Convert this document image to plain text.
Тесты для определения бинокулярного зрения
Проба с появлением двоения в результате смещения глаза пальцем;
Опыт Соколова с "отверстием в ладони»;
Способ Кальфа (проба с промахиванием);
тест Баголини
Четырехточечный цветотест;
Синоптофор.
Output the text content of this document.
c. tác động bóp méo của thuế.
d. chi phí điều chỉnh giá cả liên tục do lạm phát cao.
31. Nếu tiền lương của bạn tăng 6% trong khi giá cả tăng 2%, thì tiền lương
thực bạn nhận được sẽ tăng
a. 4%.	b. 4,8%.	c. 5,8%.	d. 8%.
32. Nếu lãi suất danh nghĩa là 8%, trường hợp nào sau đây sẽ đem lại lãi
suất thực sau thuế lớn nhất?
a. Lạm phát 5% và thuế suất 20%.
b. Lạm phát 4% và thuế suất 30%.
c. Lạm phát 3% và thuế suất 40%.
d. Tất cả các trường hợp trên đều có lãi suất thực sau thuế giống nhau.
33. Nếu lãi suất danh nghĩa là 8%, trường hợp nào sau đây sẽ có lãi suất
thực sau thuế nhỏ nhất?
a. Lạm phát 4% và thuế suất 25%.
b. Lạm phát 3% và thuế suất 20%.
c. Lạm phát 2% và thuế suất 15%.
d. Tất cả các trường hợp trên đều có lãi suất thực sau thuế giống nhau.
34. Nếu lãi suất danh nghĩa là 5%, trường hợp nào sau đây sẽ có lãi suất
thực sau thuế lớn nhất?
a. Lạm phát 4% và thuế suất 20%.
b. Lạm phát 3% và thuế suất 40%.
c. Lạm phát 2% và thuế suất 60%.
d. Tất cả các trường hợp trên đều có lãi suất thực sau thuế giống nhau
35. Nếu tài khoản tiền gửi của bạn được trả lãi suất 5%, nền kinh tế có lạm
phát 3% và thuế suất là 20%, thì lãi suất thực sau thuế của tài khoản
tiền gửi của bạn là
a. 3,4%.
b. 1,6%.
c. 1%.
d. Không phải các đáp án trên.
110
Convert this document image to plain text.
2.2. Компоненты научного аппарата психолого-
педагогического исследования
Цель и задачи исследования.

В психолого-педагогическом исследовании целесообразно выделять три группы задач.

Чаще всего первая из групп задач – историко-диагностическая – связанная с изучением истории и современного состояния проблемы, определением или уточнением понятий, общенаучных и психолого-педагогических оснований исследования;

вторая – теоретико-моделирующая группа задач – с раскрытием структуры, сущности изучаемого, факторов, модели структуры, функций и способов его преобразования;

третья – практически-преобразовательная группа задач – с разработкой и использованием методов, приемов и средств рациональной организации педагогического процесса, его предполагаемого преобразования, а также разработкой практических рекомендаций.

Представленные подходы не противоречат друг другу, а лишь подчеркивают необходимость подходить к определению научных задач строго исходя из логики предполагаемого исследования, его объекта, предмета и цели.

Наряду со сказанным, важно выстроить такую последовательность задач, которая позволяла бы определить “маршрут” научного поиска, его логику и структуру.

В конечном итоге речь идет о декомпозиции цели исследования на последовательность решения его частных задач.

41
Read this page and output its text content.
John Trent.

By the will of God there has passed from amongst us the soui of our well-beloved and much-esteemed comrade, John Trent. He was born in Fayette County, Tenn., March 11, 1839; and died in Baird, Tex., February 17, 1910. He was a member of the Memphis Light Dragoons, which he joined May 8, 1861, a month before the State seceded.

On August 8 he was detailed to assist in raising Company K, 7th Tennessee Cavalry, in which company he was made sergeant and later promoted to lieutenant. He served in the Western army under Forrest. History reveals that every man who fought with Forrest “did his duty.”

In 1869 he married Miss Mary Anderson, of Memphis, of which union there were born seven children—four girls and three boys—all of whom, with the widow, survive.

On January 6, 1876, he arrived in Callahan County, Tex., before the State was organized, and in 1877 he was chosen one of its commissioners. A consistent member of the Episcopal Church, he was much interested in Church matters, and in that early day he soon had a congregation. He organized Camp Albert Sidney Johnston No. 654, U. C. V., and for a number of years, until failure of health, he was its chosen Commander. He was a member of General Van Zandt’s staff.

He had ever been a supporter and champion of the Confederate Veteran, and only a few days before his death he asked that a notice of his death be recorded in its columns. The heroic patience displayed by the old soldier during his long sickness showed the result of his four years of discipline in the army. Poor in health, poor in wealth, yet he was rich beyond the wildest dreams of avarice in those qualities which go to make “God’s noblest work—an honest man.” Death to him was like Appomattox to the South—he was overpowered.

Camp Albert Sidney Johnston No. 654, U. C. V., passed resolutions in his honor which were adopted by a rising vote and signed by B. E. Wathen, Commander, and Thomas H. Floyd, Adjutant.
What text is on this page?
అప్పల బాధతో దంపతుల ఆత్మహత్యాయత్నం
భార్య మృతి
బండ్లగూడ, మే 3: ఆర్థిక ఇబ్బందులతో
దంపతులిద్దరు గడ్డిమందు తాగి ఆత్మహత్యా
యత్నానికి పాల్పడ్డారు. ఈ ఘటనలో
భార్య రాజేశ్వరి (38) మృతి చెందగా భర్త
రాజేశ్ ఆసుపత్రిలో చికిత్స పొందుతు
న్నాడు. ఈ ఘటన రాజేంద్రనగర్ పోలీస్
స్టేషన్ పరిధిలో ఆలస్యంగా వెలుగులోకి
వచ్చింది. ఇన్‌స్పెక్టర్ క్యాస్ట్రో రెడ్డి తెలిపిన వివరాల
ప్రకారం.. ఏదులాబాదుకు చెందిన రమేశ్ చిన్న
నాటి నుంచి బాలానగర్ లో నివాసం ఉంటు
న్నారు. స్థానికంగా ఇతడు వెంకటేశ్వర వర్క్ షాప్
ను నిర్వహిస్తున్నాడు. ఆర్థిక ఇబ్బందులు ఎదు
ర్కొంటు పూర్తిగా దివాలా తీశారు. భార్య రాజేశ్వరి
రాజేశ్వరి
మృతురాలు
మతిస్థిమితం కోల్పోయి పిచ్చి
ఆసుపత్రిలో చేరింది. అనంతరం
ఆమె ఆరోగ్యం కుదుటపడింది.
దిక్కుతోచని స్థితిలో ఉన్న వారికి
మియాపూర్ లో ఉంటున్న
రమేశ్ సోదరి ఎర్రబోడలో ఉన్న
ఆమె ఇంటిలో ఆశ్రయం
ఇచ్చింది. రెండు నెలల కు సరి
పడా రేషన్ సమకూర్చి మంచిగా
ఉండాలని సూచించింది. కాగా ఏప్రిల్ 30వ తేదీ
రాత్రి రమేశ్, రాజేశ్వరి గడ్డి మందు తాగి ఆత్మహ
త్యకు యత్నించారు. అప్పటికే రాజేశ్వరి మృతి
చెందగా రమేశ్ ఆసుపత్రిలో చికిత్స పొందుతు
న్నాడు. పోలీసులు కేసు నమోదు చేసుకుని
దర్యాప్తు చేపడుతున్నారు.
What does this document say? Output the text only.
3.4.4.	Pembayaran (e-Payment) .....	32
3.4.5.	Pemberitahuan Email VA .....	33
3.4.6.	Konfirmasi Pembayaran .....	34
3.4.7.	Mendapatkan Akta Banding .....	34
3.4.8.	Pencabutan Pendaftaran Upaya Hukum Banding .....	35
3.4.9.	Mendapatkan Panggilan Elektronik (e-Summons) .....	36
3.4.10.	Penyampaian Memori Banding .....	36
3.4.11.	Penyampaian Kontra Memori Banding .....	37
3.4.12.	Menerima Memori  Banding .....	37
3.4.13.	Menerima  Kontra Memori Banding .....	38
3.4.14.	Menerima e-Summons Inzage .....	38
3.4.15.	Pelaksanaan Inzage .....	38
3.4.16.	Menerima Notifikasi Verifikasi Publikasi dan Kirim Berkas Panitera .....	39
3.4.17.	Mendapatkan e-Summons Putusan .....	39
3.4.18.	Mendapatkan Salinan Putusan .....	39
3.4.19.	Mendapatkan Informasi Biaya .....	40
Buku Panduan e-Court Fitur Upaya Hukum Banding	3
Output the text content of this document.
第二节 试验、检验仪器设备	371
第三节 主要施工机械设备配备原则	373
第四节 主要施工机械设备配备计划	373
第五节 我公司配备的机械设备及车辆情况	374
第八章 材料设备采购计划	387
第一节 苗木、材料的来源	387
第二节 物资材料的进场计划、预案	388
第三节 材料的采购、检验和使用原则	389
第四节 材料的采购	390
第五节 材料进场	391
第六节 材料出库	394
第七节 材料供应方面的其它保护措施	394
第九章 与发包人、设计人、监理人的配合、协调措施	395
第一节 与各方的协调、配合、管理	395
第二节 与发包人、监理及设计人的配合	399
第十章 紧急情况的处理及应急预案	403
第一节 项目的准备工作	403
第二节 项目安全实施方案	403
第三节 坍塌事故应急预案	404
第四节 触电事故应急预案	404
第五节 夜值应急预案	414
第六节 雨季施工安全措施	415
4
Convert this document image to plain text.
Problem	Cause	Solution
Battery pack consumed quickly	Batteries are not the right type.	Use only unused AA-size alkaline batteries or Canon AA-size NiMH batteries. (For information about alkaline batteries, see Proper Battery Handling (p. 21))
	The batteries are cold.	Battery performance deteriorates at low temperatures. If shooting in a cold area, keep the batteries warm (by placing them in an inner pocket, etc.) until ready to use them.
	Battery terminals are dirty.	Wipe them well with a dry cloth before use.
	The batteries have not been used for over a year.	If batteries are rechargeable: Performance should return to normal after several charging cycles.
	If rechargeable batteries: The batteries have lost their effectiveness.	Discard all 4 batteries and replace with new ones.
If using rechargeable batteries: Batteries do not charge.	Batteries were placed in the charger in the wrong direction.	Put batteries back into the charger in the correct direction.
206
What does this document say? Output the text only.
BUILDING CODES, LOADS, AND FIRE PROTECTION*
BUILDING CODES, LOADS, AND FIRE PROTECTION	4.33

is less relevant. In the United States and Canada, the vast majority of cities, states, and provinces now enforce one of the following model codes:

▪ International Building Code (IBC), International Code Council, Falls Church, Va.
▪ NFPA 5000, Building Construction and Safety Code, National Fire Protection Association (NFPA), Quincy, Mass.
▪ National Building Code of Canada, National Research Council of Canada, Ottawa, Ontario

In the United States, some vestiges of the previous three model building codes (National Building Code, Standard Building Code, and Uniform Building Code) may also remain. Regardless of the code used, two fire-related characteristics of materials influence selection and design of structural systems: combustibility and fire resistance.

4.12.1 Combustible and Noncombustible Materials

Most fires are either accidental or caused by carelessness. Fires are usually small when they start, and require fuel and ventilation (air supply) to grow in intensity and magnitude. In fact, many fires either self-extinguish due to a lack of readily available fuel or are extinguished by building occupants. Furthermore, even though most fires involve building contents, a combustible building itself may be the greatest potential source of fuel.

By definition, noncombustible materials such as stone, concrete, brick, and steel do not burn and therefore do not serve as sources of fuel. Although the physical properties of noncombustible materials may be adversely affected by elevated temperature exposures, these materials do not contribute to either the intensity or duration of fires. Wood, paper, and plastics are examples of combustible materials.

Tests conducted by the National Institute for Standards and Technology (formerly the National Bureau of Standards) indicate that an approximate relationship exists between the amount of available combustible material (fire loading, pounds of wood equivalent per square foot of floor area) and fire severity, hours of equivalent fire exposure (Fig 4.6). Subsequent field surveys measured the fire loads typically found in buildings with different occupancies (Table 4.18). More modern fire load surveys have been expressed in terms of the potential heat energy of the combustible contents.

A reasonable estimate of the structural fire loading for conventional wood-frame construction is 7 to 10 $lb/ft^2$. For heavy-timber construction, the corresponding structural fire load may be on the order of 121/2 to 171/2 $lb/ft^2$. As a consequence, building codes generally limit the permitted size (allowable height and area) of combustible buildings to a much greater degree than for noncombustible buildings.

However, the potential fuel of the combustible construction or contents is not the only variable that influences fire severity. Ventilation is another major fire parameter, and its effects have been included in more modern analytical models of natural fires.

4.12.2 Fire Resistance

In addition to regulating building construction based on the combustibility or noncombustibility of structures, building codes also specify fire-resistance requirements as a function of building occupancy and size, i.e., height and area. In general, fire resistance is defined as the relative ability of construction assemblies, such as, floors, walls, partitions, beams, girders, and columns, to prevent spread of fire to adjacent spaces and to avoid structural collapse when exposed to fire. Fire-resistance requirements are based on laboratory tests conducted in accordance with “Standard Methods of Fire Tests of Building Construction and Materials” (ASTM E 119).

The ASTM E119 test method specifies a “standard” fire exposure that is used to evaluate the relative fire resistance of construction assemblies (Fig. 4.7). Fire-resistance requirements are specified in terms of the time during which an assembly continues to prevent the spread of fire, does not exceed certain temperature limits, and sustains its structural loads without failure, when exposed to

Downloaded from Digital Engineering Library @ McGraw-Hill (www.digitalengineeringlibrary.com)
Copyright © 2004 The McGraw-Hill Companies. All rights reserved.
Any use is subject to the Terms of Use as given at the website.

## TASK STATEMENT
Read the entries above, then pull out the lines that include "психолого".

## RESULT OF THIS EXERCISE
2.2. Компоненты научного аппарата психолого-
В психолого-педагогическом исследовании целесообразно выделять три группы задач.
Чаще всего первая из групп задач – историко-диагностическая – связанная с изучением истории и современного состояния проблемы, определением или уточнением понятий, общенаучных и психолого-педагогических оснований исследования;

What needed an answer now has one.